> _Material supplied_:
>> begin

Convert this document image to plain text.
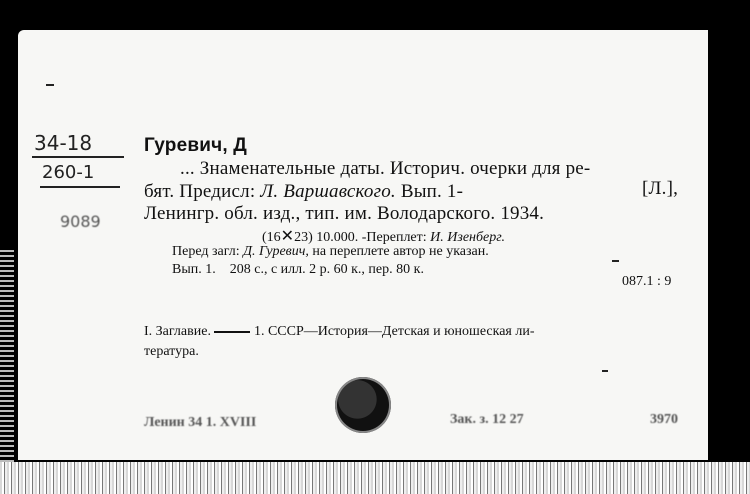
34-18
260-1
9089
Гуревич, Д
... Знаменательные даты. Историч. очерки для ре-
бят. Предисл: Л. Варшавского. Вып. 1-	[Л.],
Ленингр. обл. изд., тип. им. Володарского. 1934.
(16✕23) 10.000. -Переплет: И. Изенберг.
Перед загл: Д. Гуревич, на переплете автор не указан.
Вып. 1.    208 с., с илл. 2 р. 60 к., пер. 80 к.
087.1 : 9
I. Заглавие.	1. СССР—История—Детская и юношеская ли-
тература.
Ленин 34 1. XVIII	Зак. з. 12 27	3970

>> end

Without including any pictures, output all the entries above exactly.

> _Reply to the task_:
Convert this document image to plain text.
34-18
260-1
9089
Гуревич, Д
... Знаменательные даты. Историч. очерки для ре-
бят. Предисл: Л. Варшавского. Вып. 1-	[Л.],
Ленингр. обл. изд., тип. им. Володарского. 1934.
(16✕23) 10.000. -Переплет: И. Изенберг.
Перед загл: Д. Гуревич, на переплете автор не указан.
Вып. 1.    208 с., с илл. 2 р. 60 к., пер. 80 к.
087.1 : 9
I. Заглавие.	1. СССР—История—Детская и юношеская ли-
тература.
Ленин 34 1. XVIII	Зак. з. 12 27	3970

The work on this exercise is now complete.